→ AIM OF THE TASK
Return all of the lines below exactly as they are.

(Records excerpted from a collection)
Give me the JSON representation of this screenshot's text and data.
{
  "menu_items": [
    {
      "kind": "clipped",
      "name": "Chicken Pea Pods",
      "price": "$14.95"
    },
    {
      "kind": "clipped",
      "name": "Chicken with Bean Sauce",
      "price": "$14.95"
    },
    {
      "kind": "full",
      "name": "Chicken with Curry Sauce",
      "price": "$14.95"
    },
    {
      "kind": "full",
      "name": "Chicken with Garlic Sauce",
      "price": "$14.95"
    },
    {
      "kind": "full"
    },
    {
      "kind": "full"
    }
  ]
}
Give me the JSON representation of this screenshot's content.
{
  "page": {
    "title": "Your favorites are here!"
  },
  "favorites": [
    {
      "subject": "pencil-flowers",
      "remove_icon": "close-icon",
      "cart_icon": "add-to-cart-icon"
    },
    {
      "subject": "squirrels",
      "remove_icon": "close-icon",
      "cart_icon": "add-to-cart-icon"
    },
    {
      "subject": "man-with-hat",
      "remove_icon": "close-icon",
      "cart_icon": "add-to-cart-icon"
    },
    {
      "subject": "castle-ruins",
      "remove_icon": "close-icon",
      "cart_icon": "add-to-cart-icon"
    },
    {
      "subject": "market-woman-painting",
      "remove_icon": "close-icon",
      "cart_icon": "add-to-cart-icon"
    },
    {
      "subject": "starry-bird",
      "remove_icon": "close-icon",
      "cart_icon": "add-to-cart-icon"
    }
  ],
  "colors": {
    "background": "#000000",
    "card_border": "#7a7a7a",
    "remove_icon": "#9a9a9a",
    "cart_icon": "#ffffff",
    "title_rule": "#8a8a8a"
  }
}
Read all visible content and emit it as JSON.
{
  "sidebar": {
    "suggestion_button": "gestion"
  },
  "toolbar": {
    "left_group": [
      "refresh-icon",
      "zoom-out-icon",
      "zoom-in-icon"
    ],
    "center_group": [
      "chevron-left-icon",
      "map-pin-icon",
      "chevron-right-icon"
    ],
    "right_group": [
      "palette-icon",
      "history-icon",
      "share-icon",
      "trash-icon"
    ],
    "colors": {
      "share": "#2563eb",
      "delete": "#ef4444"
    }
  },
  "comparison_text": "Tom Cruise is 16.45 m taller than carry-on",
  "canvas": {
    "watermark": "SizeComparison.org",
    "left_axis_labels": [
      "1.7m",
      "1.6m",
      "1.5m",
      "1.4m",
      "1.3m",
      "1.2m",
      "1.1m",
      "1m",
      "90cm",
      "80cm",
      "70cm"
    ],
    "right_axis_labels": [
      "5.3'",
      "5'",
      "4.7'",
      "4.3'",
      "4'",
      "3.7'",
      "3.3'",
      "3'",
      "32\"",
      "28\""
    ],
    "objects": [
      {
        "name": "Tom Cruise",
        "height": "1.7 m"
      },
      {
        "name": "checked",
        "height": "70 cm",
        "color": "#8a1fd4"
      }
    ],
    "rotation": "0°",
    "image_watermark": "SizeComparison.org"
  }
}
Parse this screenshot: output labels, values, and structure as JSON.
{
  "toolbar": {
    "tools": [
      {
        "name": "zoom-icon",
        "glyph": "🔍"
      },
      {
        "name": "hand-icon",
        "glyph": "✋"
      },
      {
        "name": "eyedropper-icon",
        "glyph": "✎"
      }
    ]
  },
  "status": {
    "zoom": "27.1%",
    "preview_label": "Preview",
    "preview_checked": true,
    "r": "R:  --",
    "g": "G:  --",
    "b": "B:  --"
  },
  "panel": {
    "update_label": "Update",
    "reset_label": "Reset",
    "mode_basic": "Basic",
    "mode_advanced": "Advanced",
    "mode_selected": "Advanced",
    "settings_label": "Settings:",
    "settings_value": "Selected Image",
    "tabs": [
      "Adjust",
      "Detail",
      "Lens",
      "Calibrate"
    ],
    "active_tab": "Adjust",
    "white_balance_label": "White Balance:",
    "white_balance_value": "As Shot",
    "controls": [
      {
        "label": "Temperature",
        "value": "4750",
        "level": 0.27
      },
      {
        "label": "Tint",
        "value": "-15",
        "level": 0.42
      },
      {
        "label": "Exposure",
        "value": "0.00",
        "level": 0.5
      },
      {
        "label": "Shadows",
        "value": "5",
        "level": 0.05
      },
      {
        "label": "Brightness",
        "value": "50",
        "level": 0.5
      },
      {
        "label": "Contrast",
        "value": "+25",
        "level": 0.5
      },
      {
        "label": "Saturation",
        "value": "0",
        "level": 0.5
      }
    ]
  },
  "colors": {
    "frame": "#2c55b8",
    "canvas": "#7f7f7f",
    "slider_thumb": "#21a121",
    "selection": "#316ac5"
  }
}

→ EXERCISE ANSWER
Give me the JSON representation of this screenshot's text and data.
{
  "menu_items": [
    {
      "kind": "clipped",
      "name": "Chicken Pea Pods",
      "price": "$14.95"
    },
    {
      "kind": "clipped",
      "name": "Chicken with Bean Sauce",
      "price": "$14.95"
    },
    {
      "kind": "full",
      "name": "Chicken with Curry Sauce",
      "price": "$14.95"
    },
    {
      "kind": "full",
      "name": "Chicken with Garlic Sauce",
      "price": "$14.95"
    },
    {
      "kind": "full"
    },
    {
      "kind": "full"
    }
  ]
}
Give me the JSON representation of this screenshot's content.
{
  "page": {
    "title": "Your favorites are here!"
  },
  "favorites": [
    {
      "subject": "pencil-flowers",
      "remove_icon": "close-icon",
      "cart_icon": "add-to-cart-icon"
    },
    {
      "subject": "squirrels",
      "remove_icon": "close-icon",
      "cart_icon": "add-to-cart-icon"
    },
    {
      "subject": "man-with-hat",
      "remove_icon": "close-icon",
      "cart_icon": "add-to-cart-icon"
    },
    {
      "subject": "castle-ruins",
      "remove_icon": "close-icon",
      "cart_icon": "add-to-cart-icon"
    },
    {
      "subject": "market-woman-painting",
      "remove_icon": "close-icon",
      "cart_icon": "add-to-cart-icon"
    },
    {
      "subject": "starry-bird",
      "remove_icon": "close-icon",
      "cart_icon": "add-to-cart-icon"
    }
  ],
  "colors": {
    "background": "#000000",
    "card_border": "#7a7a7a",
    "remove_icon": "#9a9a9a",
    "cart_icon": "#ffffff",
    "title_rule": "#8a8a8a"
  }
}
Read all visible content and emit it as JSON.
{
  "sidebar": {
    "suggestion_button": "gestion"
  },
  "toolbar": {
    "left_group": [
      "refresh-icon",
      "zoom-out-icon",
      "zoom-in-icon"
    ],
    "center_group": [
      "chevron-left-icon",
      "map-pin-icon",
      "chevron-right-icon"
    ],
    "right_group": [
      "palette-icon",
      "history-icon",
      "share-icon",
      "trash-icon"
    ],
    "colors": {
      "share": "#2563eb",
      "delete": "#ef4444"
    }
  },
  "comparison_text": "Tom Cruise is 16.45 m taller than carry-on",
  "canvas": {
    "watermark": "SizeComparison.org",
    "left_axis_labels": [
      "1.7m",
      "1.6m",
      "1.5m",
      "1.4m",
      "1.3m",
      "1.2m",
      "1.1m",
      "1m",
      "90cm",
      "80cm",
      "70cm"
    ],
    "right_axis_labels": [
      "5.3'",
      "5'",
      "4.7'",
      "4.3'",
      "4'",
      "3.7'",
      "3.3'",
      "3'",
      "32\"",
      "28\""
    ],
    "objects": [
      {
        "name": "Tom Cruise",
        "height": "1.7 m"
      },
      {
        "name": "checked",
        "height": "70 cm",
        "color": "#8a1fd4"
      }
    ],
    "rotation": "0°",
    "image_watermark": "SizeComparison.org"
  }
}
Parse this screenshot: output labels, values, and structure as JSON.
{
  "toolbar": {
    "tools": [
      {
        "name": "zoom-icon",
        "glyph": "🔍"
      },
      {
        "name": "hand-icon",
        "glyph": "✋"
      },
      {
        "name": "eyedropper-icon",
        "glyph": "✎"
      }
    ]
  },
  "status": {
    "zoom": "27.1%",
    "preview_label": "Preview",
    "preview_checked": true,
    "r": "R:  --",
    "g": "G:  --",
    "b": "B:  --"
  },
  "panel": {
    "update_label": "Update",
    "reset_label": "Reset",
    "mode_basic": "Basic",
    "mode_advanced": "Advanced",
    "mode_selected": "Advanced",
    "settings_label": "Settings:",
    "settings_value": "Selected Image",
    "tabs": [
      "Adjust",
      "Detail",
      "Lens",
      "Calibrate"
    ],
    "active_tab": "Adjust",
    "white_balance_label": "White Balance:",
    "white_balance_value": "As Shot",
    "controls": [
      {
        "label": "Temperature",
        "value": "4750",
        "level": 0.27
      },
      {
        "label": "Tint",
        "value": "-15",
        "level": 0.42
      },
      {
        "label": "Exposure",
        "value": "0.00",
        "level": 0.5
      },
      {
        "label": "Shadows",
        "value": "5",
        "level": 0.05
      },
      {
        "label": "Brightness",
        "value": "50",
        "level": 0.5
      },
      {
        "label": "Contrast",
        "value": "+25",
        "level": 0.5
      },
      {
        "label": "Saturation",
        "value": "0",
        "level": 0.5
      }
    ]
  },
  "colors": {
    "frame": "#2c55b8",
    "canvas": "#7f7f7f",
    "slider_thumb": "#21a121",
    "selection": "#316ac5"
  }
}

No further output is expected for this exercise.